Selected text =>
▬▬▬
Our Sexual Class War

Our Sexual Class War October 4, 2018

R. R. Reno offers an incisive analysis of the “rage politics” surrounding the Kavanaugh confirmation. He suggests that it’s class rage, focused on sex. That’s not a surprise, since the sexual revolution is by far the most enduring legacy of the social revolution at the middle of the last century.

The rage against Kavanaugh is, he speculates, a class rage, proportionate to socio-economic status: “It is an elite rage of law professors and management consultants. It’s the rage of the powerful, which is always more dangerous than the rage of the downtrodden. It finds articulate, well-placed leaders who can draw upon fully theorized narratives of oppression. They position themselves to speak for all who resent exclusion or exploitation, actual or perceived. They draw upon an intersectionality of rage.”

It’s also a mirror of the rage politics that fueled Trump’s political ascent. For that reason, stoking up rage is a risky strategy for the Democratic party: “the rage on display during the Kavanaugh hearings will not be easy to contain. It is fueling Leftist populism, which is on the rise. It highlights the Left’s own destabilizing politics of rage and destruction.”

And it’s a rage that focuses resentment of those who have been left out, excluded, oppressed: “Over the last two generations, social status has come to be defined more and more narrowly in terms of elite education, professional status, and wealth. These are zones of intense competition. Something similar has happened in the once heavily regulated arena of male-female relations. These days, the male-female dance is riven by fears of exploitation, betrayal—and, now, retribution. In this context, Ford speaks for the many, for those who feel they’ve been cheated, sidelined, used, ignored, insulted, excluded, and otherwise mistreated by the few who, like Kavanaugh, seem to sail through life unscathed.”
▬▬▬
Page segmentation data
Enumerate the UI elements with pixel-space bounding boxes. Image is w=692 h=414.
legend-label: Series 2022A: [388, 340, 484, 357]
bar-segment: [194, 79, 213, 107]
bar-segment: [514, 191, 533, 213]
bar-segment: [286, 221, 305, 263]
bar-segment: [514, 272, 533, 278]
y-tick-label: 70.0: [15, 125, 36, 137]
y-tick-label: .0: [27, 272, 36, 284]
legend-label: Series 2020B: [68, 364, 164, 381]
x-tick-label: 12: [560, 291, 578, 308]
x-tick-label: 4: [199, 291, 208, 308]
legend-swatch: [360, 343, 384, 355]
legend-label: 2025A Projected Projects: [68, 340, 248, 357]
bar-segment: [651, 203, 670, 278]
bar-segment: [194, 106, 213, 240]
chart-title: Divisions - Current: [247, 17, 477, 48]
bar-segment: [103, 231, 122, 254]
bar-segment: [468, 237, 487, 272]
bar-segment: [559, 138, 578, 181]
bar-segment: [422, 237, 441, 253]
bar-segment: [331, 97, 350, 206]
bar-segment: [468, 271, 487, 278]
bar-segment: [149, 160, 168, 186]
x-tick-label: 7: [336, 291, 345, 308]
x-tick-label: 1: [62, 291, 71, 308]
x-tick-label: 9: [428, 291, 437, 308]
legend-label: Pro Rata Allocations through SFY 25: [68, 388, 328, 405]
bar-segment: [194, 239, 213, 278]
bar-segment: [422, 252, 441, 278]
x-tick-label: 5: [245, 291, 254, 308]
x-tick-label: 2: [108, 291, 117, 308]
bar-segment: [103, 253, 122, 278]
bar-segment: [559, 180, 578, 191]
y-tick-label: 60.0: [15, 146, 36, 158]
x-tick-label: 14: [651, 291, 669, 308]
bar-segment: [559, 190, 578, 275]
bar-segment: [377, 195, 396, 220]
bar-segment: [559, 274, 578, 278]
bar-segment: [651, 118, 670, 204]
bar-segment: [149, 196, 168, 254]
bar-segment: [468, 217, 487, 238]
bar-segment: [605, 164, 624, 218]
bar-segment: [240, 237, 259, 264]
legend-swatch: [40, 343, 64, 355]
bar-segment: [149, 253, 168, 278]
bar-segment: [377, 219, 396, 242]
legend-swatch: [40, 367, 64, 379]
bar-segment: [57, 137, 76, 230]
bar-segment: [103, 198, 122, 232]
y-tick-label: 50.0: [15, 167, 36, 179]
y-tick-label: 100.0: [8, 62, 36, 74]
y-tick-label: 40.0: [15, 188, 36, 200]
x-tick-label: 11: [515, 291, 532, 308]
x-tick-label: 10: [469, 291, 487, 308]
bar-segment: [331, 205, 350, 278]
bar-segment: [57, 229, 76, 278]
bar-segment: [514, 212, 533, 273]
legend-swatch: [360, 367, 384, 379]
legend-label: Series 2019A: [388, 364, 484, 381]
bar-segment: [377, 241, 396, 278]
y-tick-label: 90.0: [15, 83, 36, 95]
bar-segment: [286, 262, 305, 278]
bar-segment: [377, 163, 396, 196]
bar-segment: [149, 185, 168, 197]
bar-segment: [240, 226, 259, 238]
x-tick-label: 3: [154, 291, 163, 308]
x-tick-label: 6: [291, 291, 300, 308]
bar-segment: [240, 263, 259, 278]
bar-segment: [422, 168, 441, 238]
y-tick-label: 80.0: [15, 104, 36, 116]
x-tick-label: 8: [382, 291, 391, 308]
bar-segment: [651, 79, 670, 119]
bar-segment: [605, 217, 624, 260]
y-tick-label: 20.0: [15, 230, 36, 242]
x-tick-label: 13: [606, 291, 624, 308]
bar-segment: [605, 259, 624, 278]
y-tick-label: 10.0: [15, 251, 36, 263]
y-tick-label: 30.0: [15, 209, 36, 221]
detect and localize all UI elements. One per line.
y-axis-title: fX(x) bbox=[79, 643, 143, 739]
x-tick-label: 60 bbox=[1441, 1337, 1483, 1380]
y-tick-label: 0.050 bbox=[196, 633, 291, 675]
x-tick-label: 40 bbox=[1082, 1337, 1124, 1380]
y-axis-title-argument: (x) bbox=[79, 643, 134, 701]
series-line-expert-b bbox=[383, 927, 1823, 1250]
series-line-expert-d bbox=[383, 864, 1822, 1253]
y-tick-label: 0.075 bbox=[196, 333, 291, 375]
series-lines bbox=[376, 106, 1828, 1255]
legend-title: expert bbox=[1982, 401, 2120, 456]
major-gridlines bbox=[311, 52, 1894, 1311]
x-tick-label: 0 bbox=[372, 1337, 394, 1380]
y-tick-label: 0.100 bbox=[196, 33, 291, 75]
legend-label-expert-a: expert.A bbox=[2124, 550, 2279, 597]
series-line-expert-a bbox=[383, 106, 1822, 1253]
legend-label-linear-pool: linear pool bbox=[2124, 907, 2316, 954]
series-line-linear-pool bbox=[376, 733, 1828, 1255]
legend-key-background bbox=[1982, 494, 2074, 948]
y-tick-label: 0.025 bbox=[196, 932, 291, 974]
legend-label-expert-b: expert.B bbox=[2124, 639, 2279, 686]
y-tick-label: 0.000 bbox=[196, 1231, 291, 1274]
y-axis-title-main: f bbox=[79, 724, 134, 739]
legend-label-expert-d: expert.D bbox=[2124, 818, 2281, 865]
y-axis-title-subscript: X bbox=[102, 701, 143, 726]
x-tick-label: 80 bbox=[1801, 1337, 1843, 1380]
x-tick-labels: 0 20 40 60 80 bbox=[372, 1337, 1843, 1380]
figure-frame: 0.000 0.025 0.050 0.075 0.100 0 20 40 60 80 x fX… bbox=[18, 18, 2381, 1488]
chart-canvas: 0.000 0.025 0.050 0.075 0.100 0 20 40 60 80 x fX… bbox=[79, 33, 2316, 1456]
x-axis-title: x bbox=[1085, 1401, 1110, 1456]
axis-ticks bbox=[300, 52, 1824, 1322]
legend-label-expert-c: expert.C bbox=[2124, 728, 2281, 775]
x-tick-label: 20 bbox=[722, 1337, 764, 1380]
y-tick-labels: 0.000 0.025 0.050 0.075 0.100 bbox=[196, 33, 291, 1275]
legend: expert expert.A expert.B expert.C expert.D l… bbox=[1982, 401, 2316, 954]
▬▬▬
Task brief => In the text on our sexual class war, what does R. R. Reno suggest the rage politics around the Kavanaugh confirmation is?

Answer => Class rage, focused on sex.